*Work to be completed:* Using the records below, count the lines with "have" in them. Give the number only.

[Collected data entries]
<<<<

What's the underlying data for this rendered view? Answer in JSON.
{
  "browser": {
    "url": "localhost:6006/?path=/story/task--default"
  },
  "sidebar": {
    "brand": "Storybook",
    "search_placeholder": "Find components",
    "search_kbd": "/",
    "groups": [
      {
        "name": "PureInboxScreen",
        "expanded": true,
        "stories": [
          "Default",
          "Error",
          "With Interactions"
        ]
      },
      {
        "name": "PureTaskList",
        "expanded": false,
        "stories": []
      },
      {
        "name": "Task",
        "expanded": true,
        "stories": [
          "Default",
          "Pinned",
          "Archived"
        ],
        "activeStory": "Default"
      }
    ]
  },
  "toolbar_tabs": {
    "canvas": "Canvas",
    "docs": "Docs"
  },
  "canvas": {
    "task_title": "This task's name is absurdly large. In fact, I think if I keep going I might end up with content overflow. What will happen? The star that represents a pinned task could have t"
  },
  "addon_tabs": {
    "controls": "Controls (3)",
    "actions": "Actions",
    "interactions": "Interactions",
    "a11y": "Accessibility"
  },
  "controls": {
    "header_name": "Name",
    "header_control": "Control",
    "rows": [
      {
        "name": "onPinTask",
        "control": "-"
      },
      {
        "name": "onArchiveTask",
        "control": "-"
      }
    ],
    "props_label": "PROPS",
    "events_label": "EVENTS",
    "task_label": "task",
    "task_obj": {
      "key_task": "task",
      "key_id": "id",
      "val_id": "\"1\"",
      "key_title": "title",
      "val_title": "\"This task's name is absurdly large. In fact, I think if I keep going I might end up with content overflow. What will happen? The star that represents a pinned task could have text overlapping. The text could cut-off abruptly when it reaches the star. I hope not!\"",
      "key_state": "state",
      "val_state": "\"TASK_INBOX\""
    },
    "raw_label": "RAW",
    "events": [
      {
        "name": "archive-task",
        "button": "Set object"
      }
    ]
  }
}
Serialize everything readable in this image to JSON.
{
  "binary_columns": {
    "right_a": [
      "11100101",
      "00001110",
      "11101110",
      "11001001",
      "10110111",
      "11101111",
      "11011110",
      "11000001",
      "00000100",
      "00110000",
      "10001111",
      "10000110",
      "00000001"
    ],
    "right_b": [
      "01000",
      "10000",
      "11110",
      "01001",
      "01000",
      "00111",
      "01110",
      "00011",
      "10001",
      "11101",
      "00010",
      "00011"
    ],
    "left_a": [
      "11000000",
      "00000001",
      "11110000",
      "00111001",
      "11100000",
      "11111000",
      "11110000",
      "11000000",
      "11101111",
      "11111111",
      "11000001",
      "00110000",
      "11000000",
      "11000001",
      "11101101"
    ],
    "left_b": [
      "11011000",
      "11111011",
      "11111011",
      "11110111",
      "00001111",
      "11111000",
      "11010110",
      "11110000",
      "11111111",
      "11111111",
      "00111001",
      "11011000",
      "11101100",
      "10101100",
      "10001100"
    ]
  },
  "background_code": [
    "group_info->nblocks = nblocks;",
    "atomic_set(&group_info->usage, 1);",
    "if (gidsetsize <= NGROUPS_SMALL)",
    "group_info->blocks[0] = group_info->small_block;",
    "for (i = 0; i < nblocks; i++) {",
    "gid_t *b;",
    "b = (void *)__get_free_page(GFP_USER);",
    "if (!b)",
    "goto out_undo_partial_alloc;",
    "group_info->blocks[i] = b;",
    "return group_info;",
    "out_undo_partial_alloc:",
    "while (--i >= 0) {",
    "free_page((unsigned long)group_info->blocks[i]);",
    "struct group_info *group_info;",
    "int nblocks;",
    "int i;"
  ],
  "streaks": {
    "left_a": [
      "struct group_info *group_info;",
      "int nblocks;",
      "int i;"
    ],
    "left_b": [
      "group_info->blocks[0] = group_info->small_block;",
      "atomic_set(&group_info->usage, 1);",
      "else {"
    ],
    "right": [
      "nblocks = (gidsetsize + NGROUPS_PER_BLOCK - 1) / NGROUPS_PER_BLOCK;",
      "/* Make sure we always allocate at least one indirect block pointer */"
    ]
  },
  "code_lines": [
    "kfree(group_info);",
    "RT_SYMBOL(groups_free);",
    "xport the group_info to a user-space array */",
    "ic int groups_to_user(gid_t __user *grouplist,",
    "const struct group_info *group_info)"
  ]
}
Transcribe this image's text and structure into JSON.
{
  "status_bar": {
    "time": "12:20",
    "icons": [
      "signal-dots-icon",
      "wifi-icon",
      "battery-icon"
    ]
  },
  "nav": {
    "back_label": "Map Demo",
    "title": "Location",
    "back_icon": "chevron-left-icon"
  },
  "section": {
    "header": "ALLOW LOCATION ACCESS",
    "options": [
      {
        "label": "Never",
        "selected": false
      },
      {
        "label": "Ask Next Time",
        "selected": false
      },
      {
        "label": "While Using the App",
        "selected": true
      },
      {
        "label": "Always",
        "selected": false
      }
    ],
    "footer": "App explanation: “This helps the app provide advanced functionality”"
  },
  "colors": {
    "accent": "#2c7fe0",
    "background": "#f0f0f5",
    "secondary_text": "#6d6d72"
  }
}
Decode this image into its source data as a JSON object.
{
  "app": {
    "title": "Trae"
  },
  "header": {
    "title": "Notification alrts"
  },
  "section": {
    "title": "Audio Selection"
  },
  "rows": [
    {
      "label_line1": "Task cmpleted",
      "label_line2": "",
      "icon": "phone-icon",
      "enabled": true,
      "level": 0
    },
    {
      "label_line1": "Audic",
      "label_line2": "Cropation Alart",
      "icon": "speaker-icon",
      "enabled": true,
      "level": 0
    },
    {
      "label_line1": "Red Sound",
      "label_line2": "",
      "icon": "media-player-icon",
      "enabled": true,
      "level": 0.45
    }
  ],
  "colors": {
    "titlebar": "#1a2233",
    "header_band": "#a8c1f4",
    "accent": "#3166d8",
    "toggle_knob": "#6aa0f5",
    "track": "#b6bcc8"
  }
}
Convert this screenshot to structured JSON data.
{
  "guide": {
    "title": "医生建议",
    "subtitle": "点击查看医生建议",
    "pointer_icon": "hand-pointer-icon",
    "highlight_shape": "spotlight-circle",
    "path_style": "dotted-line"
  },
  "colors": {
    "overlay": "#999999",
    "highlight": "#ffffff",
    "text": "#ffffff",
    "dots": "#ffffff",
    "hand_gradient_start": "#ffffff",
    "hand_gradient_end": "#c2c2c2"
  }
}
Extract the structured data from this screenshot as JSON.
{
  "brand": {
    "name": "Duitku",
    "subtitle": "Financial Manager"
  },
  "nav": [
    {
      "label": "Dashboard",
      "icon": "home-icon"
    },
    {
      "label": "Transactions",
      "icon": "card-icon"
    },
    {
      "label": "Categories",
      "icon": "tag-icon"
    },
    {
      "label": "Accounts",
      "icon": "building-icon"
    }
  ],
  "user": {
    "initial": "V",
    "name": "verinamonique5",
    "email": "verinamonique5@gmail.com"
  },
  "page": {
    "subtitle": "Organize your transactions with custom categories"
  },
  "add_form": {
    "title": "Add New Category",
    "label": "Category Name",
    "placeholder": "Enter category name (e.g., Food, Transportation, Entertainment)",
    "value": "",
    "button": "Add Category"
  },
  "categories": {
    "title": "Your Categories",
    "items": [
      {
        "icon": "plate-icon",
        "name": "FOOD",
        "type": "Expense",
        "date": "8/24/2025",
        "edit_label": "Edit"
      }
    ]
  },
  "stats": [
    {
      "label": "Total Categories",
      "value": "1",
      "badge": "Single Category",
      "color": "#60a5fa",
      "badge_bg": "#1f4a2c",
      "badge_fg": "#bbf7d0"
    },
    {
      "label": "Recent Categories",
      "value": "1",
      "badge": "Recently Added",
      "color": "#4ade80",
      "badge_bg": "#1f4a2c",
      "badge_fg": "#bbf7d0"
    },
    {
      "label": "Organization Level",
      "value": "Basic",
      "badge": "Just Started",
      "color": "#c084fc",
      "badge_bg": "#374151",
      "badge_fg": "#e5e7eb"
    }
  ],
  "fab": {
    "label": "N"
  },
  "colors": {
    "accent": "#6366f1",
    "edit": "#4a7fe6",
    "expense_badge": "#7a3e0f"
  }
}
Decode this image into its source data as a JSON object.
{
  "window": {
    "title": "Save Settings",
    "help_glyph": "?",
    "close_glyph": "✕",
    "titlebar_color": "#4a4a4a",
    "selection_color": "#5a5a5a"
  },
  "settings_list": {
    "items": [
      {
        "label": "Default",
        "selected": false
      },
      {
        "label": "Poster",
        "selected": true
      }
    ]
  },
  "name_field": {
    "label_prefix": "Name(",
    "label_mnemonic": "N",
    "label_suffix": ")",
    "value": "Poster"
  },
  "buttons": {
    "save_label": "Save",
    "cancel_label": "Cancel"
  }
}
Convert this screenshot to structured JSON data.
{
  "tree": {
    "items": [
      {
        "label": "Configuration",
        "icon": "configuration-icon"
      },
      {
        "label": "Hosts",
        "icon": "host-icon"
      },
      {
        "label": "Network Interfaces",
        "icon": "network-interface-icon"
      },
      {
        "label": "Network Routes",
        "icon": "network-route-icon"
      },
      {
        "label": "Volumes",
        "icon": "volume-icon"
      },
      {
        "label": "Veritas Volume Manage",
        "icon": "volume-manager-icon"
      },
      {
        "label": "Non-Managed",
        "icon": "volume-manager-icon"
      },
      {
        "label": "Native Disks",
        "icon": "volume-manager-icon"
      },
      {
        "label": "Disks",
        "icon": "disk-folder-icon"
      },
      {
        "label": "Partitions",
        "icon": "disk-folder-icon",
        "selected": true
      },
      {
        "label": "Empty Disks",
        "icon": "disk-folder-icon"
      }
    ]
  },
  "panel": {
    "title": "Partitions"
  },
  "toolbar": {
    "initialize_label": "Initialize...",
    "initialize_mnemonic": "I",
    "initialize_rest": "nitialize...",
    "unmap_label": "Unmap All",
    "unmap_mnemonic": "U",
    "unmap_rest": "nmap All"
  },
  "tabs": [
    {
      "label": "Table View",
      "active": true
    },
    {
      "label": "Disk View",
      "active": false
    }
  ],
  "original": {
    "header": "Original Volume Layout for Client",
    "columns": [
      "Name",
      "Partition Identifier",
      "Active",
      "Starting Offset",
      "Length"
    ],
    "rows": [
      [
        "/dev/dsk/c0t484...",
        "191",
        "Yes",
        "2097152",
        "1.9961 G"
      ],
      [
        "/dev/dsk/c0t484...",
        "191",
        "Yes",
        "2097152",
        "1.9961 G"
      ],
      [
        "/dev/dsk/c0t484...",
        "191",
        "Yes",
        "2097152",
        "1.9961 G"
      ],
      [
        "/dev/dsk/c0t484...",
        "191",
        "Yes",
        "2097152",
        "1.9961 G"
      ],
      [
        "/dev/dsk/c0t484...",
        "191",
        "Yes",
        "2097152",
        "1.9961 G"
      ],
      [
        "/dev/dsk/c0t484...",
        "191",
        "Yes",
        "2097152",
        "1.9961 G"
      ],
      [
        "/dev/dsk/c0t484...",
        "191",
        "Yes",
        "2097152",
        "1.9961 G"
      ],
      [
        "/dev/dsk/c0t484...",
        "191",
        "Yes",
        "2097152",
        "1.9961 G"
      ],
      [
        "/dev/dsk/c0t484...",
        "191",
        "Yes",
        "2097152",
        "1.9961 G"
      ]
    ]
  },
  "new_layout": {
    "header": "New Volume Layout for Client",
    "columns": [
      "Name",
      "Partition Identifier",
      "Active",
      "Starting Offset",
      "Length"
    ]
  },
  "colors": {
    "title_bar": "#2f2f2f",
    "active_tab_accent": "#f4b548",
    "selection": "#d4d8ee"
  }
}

>>>>

*Reply:* 2